§ Exercise directions: Read through the entries below and return each line with the word "collaboratio".

___ Record excerpts

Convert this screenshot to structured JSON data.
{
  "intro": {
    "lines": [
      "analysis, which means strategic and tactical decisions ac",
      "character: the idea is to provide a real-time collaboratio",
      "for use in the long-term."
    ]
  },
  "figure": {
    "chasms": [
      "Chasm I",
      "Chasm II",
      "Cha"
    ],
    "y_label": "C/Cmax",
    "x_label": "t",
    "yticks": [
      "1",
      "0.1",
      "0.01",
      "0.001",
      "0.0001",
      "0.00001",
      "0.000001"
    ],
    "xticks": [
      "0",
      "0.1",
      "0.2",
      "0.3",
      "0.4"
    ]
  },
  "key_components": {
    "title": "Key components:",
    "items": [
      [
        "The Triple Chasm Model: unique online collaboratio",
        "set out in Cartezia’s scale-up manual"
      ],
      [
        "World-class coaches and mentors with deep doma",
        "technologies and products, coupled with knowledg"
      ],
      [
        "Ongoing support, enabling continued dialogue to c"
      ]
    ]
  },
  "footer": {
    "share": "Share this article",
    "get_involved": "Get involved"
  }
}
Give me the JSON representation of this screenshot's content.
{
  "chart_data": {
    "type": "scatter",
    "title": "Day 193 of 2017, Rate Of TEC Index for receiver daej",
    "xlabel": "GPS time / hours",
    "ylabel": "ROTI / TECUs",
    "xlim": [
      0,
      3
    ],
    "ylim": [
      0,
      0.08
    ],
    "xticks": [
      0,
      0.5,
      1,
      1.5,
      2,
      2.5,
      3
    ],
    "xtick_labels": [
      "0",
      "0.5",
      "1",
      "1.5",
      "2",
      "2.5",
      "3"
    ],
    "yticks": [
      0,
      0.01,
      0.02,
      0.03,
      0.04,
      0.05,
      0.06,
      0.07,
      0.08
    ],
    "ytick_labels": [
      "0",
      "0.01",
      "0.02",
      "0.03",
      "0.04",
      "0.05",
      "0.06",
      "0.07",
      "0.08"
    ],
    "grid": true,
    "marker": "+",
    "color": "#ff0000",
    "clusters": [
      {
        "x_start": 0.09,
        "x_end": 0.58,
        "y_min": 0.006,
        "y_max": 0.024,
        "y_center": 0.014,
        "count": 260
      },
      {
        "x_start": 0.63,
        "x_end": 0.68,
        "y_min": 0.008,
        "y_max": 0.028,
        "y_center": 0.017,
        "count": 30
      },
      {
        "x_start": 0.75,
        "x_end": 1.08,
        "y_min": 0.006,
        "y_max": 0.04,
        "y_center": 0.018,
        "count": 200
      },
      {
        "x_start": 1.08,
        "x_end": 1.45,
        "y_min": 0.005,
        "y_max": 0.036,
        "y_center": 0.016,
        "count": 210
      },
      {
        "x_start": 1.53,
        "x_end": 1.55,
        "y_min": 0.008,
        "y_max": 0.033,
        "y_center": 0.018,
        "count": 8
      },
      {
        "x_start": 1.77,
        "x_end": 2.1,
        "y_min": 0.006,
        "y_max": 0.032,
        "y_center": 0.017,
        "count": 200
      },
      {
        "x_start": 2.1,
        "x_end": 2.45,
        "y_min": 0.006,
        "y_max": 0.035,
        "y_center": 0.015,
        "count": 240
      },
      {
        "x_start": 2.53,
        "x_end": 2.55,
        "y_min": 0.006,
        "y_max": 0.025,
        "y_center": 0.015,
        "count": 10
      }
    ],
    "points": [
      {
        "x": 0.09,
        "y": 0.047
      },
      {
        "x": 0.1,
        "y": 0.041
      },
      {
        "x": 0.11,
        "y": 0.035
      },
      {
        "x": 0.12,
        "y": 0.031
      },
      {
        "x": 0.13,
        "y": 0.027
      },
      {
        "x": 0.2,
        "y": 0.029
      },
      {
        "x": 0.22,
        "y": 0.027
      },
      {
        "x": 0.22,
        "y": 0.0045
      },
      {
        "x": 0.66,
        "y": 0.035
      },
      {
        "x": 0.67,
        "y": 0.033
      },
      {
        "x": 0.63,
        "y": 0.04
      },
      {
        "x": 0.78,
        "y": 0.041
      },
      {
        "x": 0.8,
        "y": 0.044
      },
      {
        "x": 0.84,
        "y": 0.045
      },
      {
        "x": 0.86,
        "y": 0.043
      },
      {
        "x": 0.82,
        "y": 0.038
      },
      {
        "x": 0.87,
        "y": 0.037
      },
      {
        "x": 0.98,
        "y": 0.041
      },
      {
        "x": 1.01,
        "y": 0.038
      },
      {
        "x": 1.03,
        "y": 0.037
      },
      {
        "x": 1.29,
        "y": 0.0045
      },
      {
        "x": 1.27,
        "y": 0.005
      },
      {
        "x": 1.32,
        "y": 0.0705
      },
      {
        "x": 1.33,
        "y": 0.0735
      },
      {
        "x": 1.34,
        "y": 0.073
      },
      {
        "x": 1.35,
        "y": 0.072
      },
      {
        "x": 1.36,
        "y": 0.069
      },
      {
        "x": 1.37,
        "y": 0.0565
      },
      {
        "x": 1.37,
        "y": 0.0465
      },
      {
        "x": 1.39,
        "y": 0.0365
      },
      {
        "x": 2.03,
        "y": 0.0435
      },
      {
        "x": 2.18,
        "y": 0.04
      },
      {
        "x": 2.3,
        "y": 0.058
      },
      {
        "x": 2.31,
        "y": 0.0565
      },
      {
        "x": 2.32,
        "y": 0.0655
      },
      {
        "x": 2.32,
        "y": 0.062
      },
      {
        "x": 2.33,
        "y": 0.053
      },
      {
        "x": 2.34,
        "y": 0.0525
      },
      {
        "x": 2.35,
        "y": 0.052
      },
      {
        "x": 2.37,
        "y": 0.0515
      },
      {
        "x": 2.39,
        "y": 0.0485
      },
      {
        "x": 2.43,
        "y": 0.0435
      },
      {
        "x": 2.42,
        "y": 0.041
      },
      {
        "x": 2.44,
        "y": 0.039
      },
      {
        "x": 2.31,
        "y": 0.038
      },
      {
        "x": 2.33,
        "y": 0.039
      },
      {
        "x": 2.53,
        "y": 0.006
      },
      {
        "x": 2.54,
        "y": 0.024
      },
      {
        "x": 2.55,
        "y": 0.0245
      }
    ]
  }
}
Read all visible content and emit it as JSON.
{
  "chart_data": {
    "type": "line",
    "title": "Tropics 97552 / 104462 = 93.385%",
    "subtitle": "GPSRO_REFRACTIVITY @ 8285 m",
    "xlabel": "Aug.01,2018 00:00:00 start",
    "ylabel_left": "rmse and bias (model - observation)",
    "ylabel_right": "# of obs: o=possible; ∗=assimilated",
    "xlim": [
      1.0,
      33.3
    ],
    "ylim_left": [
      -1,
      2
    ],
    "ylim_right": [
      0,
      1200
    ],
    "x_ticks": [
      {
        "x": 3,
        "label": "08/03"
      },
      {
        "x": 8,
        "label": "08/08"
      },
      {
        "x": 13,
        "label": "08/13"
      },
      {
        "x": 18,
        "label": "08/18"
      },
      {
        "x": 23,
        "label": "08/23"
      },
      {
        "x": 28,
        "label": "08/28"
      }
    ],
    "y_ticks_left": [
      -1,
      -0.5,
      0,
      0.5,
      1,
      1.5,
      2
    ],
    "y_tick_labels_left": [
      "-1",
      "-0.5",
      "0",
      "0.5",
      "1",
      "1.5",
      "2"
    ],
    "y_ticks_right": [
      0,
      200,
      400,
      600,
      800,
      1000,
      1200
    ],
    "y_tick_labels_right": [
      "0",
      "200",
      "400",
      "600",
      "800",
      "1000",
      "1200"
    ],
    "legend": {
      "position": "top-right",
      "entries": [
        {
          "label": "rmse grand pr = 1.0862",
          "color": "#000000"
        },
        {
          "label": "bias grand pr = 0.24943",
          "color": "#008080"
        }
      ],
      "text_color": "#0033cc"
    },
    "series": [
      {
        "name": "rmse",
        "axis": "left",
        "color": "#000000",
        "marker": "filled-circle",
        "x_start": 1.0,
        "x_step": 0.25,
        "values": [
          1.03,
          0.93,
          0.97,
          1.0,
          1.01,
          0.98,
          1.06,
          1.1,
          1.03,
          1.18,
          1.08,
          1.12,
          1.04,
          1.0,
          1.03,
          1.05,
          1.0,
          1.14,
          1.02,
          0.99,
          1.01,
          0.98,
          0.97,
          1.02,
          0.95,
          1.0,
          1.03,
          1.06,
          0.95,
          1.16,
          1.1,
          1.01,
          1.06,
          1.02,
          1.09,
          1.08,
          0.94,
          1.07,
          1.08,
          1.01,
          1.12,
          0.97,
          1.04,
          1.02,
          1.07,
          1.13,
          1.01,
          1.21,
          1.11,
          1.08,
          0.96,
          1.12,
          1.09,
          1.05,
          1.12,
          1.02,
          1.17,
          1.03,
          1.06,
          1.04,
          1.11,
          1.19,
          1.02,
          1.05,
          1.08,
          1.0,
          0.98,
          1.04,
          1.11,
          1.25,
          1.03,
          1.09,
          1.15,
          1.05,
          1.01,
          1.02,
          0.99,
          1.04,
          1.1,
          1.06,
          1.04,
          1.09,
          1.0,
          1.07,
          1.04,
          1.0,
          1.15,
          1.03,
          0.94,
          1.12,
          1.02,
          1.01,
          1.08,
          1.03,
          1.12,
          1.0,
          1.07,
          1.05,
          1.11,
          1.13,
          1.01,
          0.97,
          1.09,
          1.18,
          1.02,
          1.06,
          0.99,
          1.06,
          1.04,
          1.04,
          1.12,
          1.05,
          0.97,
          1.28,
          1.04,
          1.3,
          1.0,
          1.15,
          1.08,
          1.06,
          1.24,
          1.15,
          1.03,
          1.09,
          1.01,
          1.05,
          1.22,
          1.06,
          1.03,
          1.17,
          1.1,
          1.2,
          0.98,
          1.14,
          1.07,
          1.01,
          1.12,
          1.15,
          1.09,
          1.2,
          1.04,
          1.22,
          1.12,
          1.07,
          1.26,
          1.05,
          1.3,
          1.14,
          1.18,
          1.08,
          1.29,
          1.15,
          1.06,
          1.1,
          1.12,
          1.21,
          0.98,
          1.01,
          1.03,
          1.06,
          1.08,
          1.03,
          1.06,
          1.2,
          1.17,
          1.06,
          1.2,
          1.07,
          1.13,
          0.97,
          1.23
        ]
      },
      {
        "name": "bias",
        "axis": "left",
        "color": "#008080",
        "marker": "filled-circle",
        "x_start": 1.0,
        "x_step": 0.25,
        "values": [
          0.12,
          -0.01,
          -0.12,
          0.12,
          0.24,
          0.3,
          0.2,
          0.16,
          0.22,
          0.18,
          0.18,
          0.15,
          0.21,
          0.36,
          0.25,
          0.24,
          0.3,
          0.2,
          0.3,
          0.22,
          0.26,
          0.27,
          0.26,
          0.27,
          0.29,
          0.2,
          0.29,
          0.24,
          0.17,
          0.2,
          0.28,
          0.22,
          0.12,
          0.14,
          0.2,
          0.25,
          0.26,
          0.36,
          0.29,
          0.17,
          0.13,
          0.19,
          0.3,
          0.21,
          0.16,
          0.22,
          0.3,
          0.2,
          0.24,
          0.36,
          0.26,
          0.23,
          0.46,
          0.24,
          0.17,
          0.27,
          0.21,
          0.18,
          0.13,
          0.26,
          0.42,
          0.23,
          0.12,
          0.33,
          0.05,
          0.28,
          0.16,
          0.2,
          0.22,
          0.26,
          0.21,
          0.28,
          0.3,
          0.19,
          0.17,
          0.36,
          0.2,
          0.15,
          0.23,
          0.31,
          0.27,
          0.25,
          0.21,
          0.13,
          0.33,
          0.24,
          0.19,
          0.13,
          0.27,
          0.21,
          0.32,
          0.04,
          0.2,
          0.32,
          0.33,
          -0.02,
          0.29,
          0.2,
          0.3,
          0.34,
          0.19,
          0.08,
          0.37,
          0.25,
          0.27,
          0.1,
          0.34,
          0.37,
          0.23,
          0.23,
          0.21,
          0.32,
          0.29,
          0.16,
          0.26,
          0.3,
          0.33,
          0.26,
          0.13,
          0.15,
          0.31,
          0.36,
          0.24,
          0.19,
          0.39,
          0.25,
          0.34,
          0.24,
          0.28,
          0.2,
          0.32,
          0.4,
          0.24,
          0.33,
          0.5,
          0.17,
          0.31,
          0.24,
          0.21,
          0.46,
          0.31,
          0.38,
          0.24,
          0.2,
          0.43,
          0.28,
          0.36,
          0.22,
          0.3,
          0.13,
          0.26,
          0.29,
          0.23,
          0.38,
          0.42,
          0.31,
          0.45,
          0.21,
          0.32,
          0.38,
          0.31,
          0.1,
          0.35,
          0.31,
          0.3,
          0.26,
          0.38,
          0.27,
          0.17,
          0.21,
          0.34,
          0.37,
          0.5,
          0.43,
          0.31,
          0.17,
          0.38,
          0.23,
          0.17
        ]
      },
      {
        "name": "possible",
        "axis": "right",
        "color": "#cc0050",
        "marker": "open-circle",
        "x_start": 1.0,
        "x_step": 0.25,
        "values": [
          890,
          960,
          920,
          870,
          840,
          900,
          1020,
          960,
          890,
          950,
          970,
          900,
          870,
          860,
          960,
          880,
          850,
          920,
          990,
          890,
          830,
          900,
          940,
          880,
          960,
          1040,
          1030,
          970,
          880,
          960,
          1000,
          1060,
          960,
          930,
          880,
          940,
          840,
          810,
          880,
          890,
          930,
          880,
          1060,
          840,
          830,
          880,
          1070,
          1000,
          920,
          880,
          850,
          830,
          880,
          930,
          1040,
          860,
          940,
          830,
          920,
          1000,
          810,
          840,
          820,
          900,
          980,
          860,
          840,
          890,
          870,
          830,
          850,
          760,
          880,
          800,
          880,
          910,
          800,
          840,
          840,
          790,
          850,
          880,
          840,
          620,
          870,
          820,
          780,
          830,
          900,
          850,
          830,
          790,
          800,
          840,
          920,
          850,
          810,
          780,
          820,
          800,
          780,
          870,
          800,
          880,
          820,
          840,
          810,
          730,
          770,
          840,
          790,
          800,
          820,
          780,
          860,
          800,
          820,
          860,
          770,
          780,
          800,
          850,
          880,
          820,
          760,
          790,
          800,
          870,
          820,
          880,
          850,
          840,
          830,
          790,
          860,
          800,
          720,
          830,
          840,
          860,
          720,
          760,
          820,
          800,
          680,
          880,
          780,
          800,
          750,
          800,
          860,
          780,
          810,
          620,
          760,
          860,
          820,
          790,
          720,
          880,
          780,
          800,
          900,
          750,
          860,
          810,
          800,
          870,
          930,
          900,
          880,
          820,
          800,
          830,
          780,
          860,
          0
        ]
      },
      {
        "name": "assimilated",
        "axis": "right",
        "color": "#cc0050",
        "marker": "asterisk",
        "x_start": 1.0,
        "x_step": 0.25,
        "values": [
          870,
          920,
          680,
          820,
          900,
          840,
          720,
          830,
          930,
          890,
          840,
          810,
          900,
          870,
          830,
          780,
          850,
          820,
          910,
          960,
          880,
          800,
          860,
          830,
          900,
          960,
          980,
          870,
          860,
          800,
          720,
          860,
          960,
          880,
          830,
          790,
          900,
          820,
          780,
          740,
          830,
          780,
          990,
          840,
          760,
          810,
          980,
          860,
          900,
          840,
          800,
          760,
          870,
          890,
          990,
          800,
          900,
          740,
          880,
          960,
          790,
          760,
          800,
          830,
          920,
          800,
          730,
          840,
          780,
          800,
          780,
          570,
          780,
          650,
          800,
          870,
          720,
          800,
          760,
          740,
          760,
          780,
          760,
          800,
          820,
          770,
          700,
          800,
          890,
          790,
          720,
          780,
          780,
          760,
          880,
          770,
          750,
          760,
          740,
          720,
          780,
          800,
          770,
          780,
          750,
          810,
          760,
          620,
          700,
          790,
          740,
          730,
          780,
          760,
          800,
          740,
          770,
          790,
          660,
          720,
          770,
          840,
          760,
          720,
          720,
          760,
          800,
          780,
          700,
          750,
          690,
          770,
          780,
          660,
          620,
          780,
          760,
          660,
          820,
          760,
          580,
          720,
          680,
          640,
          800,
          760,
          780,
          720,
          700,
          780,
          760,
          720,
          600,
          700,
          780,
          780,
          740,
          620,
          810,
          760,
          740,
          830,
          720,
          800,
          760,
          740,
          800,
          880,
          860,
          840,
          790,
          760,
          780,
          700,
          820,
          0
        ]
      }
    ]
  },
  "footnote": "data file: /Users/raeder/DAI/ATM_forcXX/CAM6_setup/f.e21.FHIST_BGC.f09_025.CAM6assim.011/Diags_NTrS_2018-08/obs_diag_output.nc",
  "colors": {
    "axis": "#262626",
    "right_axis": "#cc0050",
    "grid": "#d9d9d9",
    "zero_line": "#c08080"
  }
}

______

§ Result of this task:
      "character: the idea is to provide a real-time collaboratio",
        "The Triple Chasm Model: unique online collaboratio",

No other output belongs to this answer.